» **Excerpted data**
((

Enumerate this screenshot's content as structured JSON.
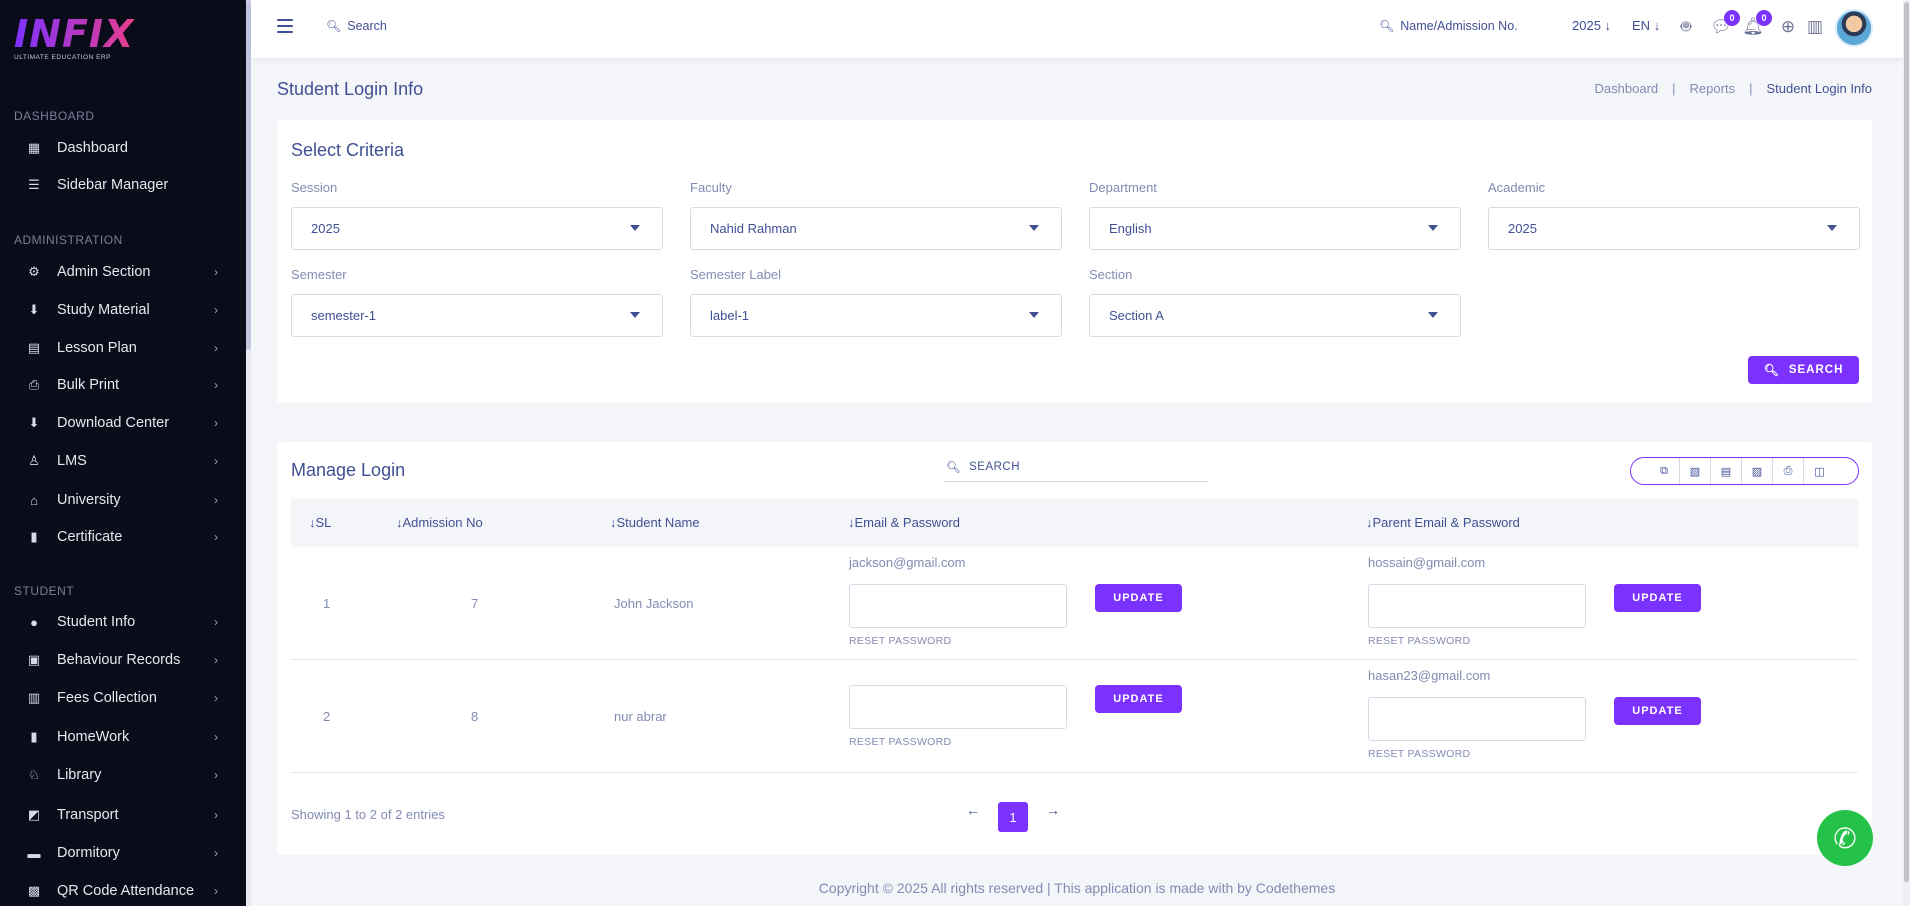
{
  "brand": {
    "name": "INFIX",
    "tagline": "ULTIMATE EDUCATION ERP"
  },
  "sidebar": {
    "sections": [
      {
        "title": "DASHBOARD",
        "items": [
          {
            "label": "Dashboard",
            "icon": "grid-icon",
            "chev": false
          },
          {
            "label": "Sidebar Manager",
            "icon": "list-icon",
            "chev": false
          }
        ]
      },
      {
        "title": "ADMINISTRATION",
        "items": [
          {
            "label": "Admin Section",
            "icon": "admin-icon",
            "chev": true
          },
          {
            "label": "Study Material",
            "icon": "download-icon",
            "chev": true
          },
          {
            "label": "Lesson Plan",
            "icon": "calendar-icon",
            "chev": true
          },
          {
            "label": "Bulk Print",
            "icon": "printer-icon",
            "chev": true
          },
          {
            "label": "Download Center",
            "icon": "download-icon",
            "chev": true
          },
          {
            "label": "LMS",
            "icon": "lms-icon",
            "chev": true
          },
          {
            "label": "University",
            "icon": "bank-icon",
            "chev": true
          },
          {
            "label": "Certificate",
            "icon": "book-icon",
            "chev": true
          }
        ]
      },
      {
        "title": "STUDENT",
        "items": [
          {
            "label": "Student Info",
            "icon": "user-icon",
            "chev": true
          },
          {
            "label": "Behaviour Records",
            "icon": "records-icon",
            "chev": true
          },
          {
            "label": "Fees Collection",
            "icon": "fees-icon",
            "chev": true
          },
          {
            "label": "HomeWork",
            "icon": "book-icon",
            "chev": true
          },
          {
            "label": "Library",
            "icon": "library-icon",
            "chev": true
          },
          {
            "label": "Transport",
            "icon": "bus-icon",
            "chev": true
          },
          {
            "label": "Dormitory",
            "icon": "bed-icon",
            "chev": true
          },
          {
            "label": "QR Code Attendance",
            "icon": "qr-icon",
            "chev": true
          }
        ]
      }
    ]
  },
  "header": {
    "search_placeholder": "Search",
    "name_search_placeholder": "Name/Admission No.",
    "year": "2025",
    "language": "EN",
    "messages_count": "0",
    "notifications_count": "0"
  },
  "page": {
    "title": "Student Login Info",
    "breadcrumb": [
      "Dashboard",
      "Reports",
      "Student Login Info"
    ]
  },
  "criteria": {
    "title": "Select Criteria",
    "fields": {
      "session": {
        "label": "Session",
        "value": "2025"
      },
      "faculty": {
        "label": "Faculty",
        "value": "Nahid Rahman"
      },
      "department": {
        "label": "Department",
        "value": "English"
      },
      "academic": {
        "label": "Academic",
        "value": "2025"
      },
      "semester": {
        "label": "Semester",
        "value": "semester-1"
      },
      "semester_label": {
        "label": "Semester Label",
        "value": "label-1"
      },
      "section": {
        "label": "Section",
        "value": "Section A"
      }
    },
    "search_button": "SEARCH"
  },
  "manage": {
    "title": "Manage Login",
    "search_placeholder": "SEARCH",
    "columns": [
      "SL",
      "Admission No",
      "Student Name",
      "Email & Password",
      "Parent Email & Password"
    ],
    "rows": [
      {
        "sl": "1",
        "admission_no": "7",
        "name": "John Jackson",
        "email": "jackson@gmail.com",
        "parent_email": "hossain@gmail.com"
      },
      {
        "sl": "2",
        "admission_no": "8",
        "name": "nur abrar",
        "email": "",
        "parent_email": "hasan23@gmail.com"
      }
    ],
    "update_label": "UPDATE",
    "reset_label": "RESET PASSWORD",
    "entries_text": "Showing 1 to 2 of 2 entries",
    "current_page": "1"
  },
  "footer": {
    "text": "Copyright © 2025 All rights reserved | This application is made with by Codethemes"
  },
  "colors": {
    "accent": "#7c32ff",
    "sidebar_bg": "#0b0c1a",
    "text": "#415094",
    "muted": "#828bb2",
    "whatsapp": "#25c24a"
  }
}
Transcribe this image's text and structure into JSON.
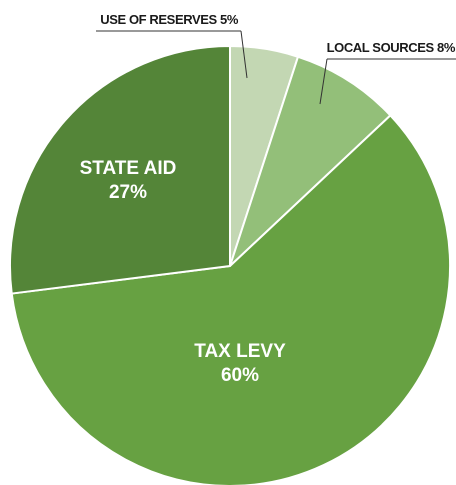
{
  "chart_data": {
    "type": "pie",
    "title": "",
    "start_angle_deg": 0,
    "direction": "clockwise",
    "slices": [
      {
        "label": "USE OF RESERVES",
        "value": 5,
        "value_text": "5%",
        "color": "#c3d7b3",
        "label_style": "callout"
      },
      {
        "label": "LOCAL SOURCES",
        "value": 8,
        "value_text": "8%",
        "color": "#93bf79",
        "label_style": "callout"
      },
      {
        "label": "TAX LEVY",
        "value": 60,
        "value_text": "60%",
        "color": "#67a142",
        "label_style": "inside"
      },
      {
        "label": "STATE AID",
        "value": 27,
        "value_text": "27%",
        "color": "#548538",
        "label_style": "inside"
      }
    ]
  }
}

))

» **What you will do**
Copy every line from the entries that contains the word "Info".

» **Answer for the task**
            "label": "Student Info",
    "title": "Student Login Info",
      "Student Login Info"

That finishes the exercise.